(Figure content listings)
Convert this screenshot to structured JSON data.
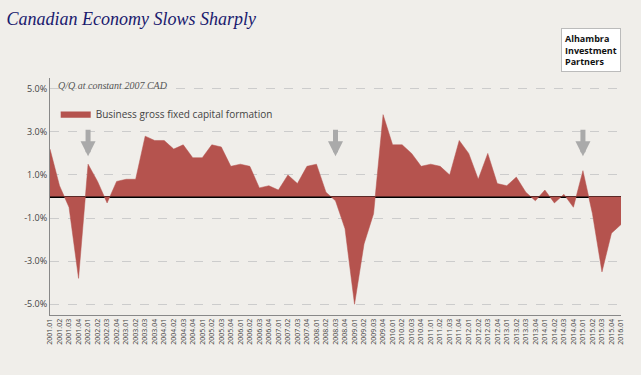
{
  "chart_data": {
    "type": "area",
    "title": "Canadian Economy Slows Sharply",
    "subtitle": "Q/Q at constant 2007 CAD",
    "annotations": [
      "Alhambra",
      "Investment",
      "Partners"
    ],
    "arrows": [
      "2002.01",
      "2008.03",
      "2015.01"
    ],
    "categories": [
      "2001.01",
      "2001.02",
      "2001.03",
      "2001.04",
      "2002.01",
      "2002.02",
      "2002.03",
      "2002.04",
      "2003.01",
      "2003.02",
      "2003.03",
      "2003.04",
      "2004.01",
      "2004.02",
      "2004.03",
      "2004.04",
      "2005.01",
      "2005.02",
      "2005.03",
      "2005.04",
      "2006.01",
      "2006.02",
      "2006.03",
      "2006.04",
      "2007.01",
      "2007.02",
      "2007.03",
      "2007.04",
      "2008.01",
      "2008.02",
      "2008.03",
      "2008.04",
      "2009.01",
      "2009.02",
      "2009.03",
      "2009.04",
      "2010.01",
      "2010.02",
      "2010.03",
      "2010.04",
      "2011.01",
      "2011.02",
      "2011.03",
      "2011.04",
      "2012.01",
      "2012.02",
      "2012.03",
      "2012.04",
      "2013.01",
      "2013.02",
      "2013.03",
      "2013.04",
      "2014.01",
      "2014.02",
      "2014.03",
      "2014.04",
      "2015.01",
      "2015.02",
      "2015.03",
      "2015.04",
      "2016.01"
    ],
    "series": [
      {
        "name": "Business gross fixed capital formation",
        "color": "#b5534e",
        "values": [
          0.022,
          0.005,
          -0.005,
          -0.038,
          0.015,
          0.007,
          -0.003,
          0.007,
          0.008,
          0.008,
          0.028,
          0.026,
          0.026,
          0.022,
          0.024,
          0.018,
          0.018,
          0.024,
          0.023,
          0.014,
          0.015,
          0.014,
          0.004,
          0.005,
          0.003,
          0.01,
          0.006,
          0.014,
          0.015,
          0.002,
          -0.002,
          -0.015,
          -0.05,
          -0.022,
          -0.008,
          0.038,
          0.024,
          0.024,
          0.02,
          0.014,
          0.015,
          0.014,
          0.01,
          0.026,
          0.02,
          0.008,
          0.02,
          0.006,
          0.005,
          0.009,
          0.002,
          -0.002,
          0.003,
          -0.003,
          0.001,
          -0.005,
          0.012,
          -0.008,
          -0.035,
          -0.017,
          -0.013
        ]
      }
    ],
    "ylim": [
      -0.055,
      0.055
    ],
    "yticks": [
      {
        "value": -0.05,
        "label": "-5.0%"
      },
      {
        "value": -0.03,
        "label": "-3.0%"
      },
      {
        "value": -0.01,
        "label": "-1.0%"
      },
      {
        "value": 0.01,
        "label": "1.0%"
      },
      {
        "value": 0.03,
        "label": "3.0%"
      },
      {
        "value": 0.05,
        "label": "5.0%"
      }
    ],
    "grid": true,
    "legend": "upper left"
  }
}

_Written problem_
Copy each line of the records that contains the word "label".

_Result below_
        "label": "-5.0%"
        "label": "-3.0%"
        "label": "-1.0%"
        "label": "1.0%"
        "label": "3.0%"
        "label": "5.0%"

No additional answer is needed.